◆ Task to carry out ◆
Find the line that contains "Read out every word on this page." and print it and every line after it, exactly, please.

◆ Extracted entries ◆

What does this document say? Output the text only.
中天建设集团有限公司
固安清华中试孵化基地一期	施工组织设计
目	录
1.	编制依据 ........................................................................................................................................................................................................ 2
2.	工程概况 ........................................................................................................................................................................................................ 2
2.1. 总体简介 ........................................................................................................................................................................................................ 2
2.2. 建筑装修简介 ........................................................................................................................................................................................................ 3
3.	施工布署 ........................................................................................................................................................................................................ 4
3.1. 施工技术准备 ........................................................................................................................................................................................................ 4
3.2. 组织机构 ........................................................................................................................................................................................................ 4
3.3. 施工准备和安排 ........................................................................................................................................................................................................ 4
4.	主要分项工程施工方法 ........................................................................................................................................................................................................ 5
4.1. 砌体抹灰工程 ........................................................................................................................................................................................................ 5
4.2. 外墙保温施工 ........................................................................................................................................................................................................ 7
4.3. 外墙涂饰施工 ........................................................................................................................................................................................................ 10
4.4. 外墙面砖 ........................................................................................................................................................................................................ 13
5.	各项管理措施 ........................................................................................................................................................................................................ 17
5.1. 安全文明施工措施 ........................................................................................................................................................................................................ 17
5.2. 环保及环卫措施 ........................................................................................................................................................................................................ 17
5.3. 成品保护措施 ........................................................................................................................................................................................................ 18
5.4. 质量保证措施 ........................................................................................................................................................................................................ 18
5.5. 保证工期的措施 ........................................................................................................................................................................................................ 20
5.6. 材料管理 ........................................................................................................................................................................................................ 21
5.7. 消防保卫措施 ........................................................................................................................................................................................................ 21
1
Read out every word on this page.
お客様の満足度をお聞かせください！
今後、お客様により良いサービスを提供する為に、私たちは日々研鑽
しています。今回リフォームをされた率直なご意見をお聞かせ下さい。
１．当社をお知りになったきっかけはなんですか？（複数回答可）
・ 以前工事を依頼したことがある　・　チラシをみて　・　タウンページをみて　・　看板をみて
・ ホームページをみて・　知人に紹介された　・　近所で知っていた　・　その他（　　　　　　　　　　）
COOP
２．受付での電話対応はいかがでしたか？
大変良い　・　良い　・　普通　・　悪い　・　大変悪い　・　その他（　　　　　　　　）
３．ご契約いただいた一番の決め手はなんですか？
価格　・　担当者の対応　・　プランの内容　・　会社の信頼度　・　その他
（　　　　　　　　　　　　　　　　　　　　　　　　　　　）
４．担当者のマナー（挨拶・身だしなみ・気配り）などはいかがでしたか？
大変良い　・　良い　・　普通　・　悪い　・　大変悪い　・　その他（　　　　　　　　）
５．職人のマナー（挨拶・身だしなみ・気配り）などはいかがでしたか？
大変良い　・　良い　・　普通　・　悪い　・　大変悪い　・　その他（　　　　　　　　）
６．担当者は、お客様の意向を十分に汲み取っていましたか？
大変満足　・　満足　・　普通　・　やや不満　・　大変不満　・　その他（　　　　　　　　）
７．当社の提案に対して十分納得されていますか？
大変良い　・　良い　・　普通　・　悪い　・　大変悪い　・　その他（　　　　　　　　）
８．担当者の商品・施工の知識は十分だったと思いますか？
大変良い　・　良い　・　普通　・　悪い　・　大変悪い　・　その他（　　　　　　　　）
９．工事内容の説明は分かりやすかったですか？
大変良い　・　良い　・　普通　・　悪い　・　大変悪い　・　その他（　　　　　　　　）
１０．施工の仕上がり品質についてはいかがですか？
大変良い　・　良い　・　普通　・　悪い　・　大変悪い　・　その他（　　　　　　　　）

◆ Response to this task ◆
Read out every word on this page.
お客様の満足度をお聞かせください！
今後、お客様により良いサービスを提供する為に、私たちは日々研鑽
しています。今回リフォームをされた率直なご意見をお聞かせ下さい。
１．当社をお知りになったきっかけはなんですか？（複数回答可）
・ 以前工事を依頼したことがある　・　チラシをみて　・　タウンページをみて　・　看板をみて
・ ホームページをみて・　知人に紹介された　・　近所で知っていた　・　その他（　　　　　　　　　　）
COOP
２．受付での電話対応はいかがでしたか？
大変良い　・　良い　・　普通　・　悪い　・　大変悪い　・　その他（　　　　　　　　）
３．ご契約いただいた一番の決め手はなんですか？
価格　・　担当者の対応　・　プランの内容　・　会社の信頼度　・　その他
（　　　　　　　　　　　　　　　　　　　　　　　　　　　）
４．担当者のマナー（挨拶・身だしなみ・気配り）などはいかがでしたか？
大変良い　・　良い　・　普通　・　悪い　・　大変悪い　・　その他（　　　　　　　　）
５．職人のマナー（挨拶・身だしなみ・気配り）などはいかがでしたか？
大変良い　・　良い　・　普通　・　悪い　・　大変悪い　・　その他（　　　　　　　　）
６．担当者は、お客様の意向を十分に汲み取っていましたか？
大変満足　・　満足　・　普通　・　やや不満　・　大変不満　・　その他（　　　　　　　　）
７．当社の提案に対して十分納得されていますか？
大変良い　・　良い　・　普通　・　悪い　・　大変悪い　・　その他（　　　　　　　　）
８．担当者の商品・施工の知識は十分だったと思いますか？
大変良い　・　良い　・　普通　・　悪い　・　大変悪い　・　その他（　　　　　　　　）
９．工事内容の説明は分かりやすかったですか？
大変良い　・　良い　・　普通　・　悪い　・　大変悪い　・　その他（　　　　　　　　）
１０．施工の仕上がり品質についてはいかがですか？
大変良い　・　良い　・　普通　・　悪い　・　大変悪い　・　その他（　　　　　　　　）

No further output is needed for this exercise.